Objective:
Write the material out again exactly.
==== Excerpted data ====
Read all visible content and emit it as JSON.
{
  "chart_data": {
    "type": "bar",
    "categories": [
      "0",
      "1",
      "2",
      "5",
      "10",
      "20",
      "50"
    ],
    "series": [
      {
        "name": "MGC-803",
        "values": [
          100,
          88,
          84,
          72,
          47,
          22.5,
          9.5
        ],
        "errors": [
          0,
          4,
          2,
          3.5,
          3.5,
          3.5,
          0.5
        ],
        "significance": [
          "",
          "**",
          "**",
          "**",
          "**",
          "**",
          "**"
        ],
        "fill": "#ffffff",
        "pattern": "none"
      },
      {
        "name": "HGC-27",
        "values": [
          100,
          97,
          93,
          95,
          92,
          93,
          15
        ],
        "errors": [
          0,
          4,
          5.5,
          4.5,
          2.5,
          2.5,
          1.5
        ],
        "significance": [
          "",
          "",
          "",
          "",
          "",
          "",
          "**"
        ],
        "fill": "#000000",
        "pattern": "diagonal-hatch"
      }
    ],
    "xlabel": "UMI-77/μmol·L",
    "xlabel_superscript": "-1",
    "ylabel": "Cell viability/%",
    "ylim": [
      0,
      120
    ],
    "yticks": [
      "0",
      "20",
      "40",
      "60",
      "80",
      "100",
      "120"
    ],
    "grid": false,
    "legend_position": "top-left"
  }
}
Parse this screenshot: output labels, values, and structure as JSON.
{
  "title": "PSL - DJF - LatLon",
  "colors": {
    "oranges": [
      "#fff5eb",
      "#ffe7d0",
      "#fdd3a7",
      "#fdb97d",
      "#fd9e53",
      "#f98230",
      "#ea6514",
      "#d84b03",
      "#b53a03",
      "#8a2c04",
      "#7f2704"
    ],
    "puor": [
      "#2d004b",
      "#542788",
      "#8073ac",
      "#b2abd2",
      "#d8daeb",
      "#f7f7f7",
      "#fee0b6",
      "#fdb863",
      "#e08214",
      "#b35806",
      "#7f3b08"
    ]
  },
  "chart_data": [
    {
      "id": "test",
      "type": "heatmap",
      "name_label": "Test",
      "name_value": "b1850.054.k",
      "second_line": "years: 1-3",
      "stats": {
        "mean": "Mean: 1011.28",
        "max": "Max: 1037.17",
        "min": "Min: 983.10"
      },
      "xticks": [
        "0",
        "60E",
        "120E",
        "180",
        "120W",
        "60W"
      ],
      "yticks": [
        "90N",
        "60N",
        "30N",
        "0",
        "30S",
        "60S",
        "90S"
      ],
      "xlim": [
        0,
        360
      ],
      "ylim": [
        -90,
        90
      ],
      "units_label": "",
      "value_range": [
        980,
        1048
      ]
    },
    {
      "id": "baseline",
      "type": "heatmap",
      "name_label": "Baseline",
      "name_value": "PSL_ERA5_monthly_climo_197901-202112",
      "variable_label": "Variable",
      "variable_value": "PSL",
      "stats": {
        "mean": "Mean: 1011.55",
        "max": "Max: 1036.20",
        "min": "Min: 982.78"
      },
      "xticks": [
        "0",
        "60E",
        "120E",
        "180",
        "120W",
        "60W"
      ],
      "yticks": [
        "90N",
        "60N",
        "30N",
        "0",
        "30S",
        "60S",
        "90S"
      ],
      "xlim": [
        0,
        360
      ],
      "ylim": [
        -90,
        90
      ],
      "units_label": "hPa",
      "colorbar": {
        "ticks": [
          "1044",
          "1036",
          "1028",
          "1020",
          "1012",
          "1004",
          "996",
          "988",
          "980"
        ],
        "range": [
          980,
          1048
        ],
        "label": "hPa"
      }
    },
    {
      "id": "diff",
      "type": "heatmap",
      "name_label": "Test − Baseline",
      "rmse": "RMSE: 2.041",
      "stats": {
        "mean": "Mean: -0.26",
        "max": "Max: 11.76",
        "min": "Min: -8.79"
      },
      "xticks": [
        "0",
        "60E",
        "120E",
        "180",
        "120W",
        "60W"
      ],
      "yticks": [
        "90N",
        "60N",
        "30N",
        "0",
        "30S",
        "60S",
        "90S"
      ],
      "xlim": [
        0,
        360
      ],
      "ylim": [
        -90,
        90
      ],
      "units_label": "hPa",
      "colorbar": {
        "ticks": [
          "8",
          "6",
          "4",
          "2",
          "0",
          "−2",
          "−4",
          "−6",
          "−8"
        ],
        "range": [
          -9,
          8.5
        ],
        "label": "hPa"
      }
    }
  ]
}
====
Output of the task:
Read all visible content and emit it as JSON.
{
  "chart_data": {
    "type": "bar",
    "categories": [
      "0",
      "1",
      "2",
      "5",
      "10",
      "20",
      "50"
    ],
    "series": [
      {
        "name": "MGC-803",
        "values": [
          100,
          88,
          84,
          72,
          47,
          22.5,
          9.5
        ],
        "errors": [
          0,
          4,
          2,
          3.5,
          3.5,
          3.5,
          0.5
        ],
        "significance": [
          "",
          "**",
          "**",
          "**",
          "**",
          "**",
          "**"
        ],
        "fill": "#ffffff",
        "pattern": "none"
      },
      {
        "name": "HGC-27",
        "values": [
          100,
          97,
          93,
          95,
          92,
          93,
          15
        ],
        "errors": [
          0,
          4,
          5.5,
          4.5,
          2.5,
          2.5,
          1.5
        ],
        "significance": [
          "",
          "",
          "",
          "",
          "",
          "",
          "**"
        ],
        "fill": "#000000",
        "pattern": "diagonal-hatch"
      }
    ],
    "xlabel": "UMI-77/μmol·L",
    "xlabel_superscript": "-1",
    "ylabel": "Cell viability/%",
    "ylim": [
      0,
      120
    ],
    "yticks": [
      "0",
      "20",
      "40",
      "60",
      "80",
      "100",
      "120"
    ],
    "grid": false,
    "legend_position": "top-left"
  }
}
Parse this screenshot: output labels, values, and structure as JSON.
{
  "title": "PSL - DJF - LatLon",
  "colors": {
    "oranges": [
      "#fff5eb",
      "#ffe7d0",
      "#fdd3a7",
      "#fdb97d",
      "#fd9e53",
      "#f98230",
      "#ea6514",
      "#d84b03",
      "#b53a03",
      "#8a2c04",
      "#7f2704"
    ],
    "puor": [
      "#2d004b",
      "#542788",
      "#8073ac",
      "#b2abd2",
      "#d8daeb",
      "#f7f7f7",
      "#fee0b6",
      "#fdb863",
      "#e08214",
      "#b35806",
      "#7f3b08"
    ]
  },
  "chart_data": [
    {
      "id": "test",
      "type": "heatmap",
      "name_label": "Test",
      "name_value": "b1850.054.k",
      "second_line": "years: 1-3",
      "stats": {
        "mean": "Mean: 1011.28",
        "max": "Max: 1037.17",
        "min": "Min: 983.10"
      },
      "xticks": [
        "0",
        "60E",
        "120E",
        "180",
        "120W",
        "60W"
      ],
      "yticks": [
        "90N",
        "60N",
        "30N",
        "0",
        "30S",
        "60S",
        "90S"
      ],
      "xlim": [
        0,
        360
      ],
      "ylim": [
        -90,
        90
      ],
      "units_label": "",
      "value_range": [
        980,
        1048
      ]
    },
    {
      "id": "baseline",
      "type": "heatmap",
      "name_label": "Baseline",
      "name_value": "PSL_ERA5_monthly_climo_197901-202112",
      "variable_label": "Variable",
      "variable_value": "PSL",
      "stats": {
        "mean": "Mean: 1011.55",
        "max": "Max: 1036.20",
        "min": "Min: 982.78"
      },
      "xticks": [
        "0",
        "60E",
        "120E",
        "180",
        "120W",
        "60W"
      ],
      "yticks": [
        "90N",
        "60N",
        "30N",
        "0",
        "30S",
        "60S",
        "90S"
      ],
      "xlim": [
        0,
        360
      ],
      "ylim": [
        -90,
        90
      ],
      "units_label": "hPa",
      "colorbar": {
        "ticks": [
          "1044",
          "1036",
          "1028",
          "1020",
          "1012",
          "1004",
          "996",
          "988",
          "980"
        ],
        "range": [
          980,
          1048
        ],
        "label": "hPa"
      }
    },
    {
      "id": "diff",
      "type": "heatmap",
      "name_label": "Test − Baseline",
      "rmse": "RMSE: 2.041",
      "stats": {
        "mean": "Mean: -0.26",
        "max": "Max: 11.76",
        "min": "Min: -8.79"
      },
      "xticks": [
        "0",
        "60E",
        "120E",
        "180",
        "120W",
        "60W"
      ],
      "yticks": [
        "90N",
        "60N",
        "30N",
        "0",
        "30S",
        "60S",
        "90S"
      ],
      "xlim": [
        0,
        360
      ],
      "ylim": [
        -90,
        90
      ],
      "units_label": "hPa",
      "colorbar": {
        "ticks": [
          "8",
          "6",
          "4",
          "2",
          "0",
          "−2",
          "−4",
          "−6",
          "−8"
        ],
        "range": [
          -9,
          8.5
        ],
        "label": "hPa"
      }
    }
  ]
}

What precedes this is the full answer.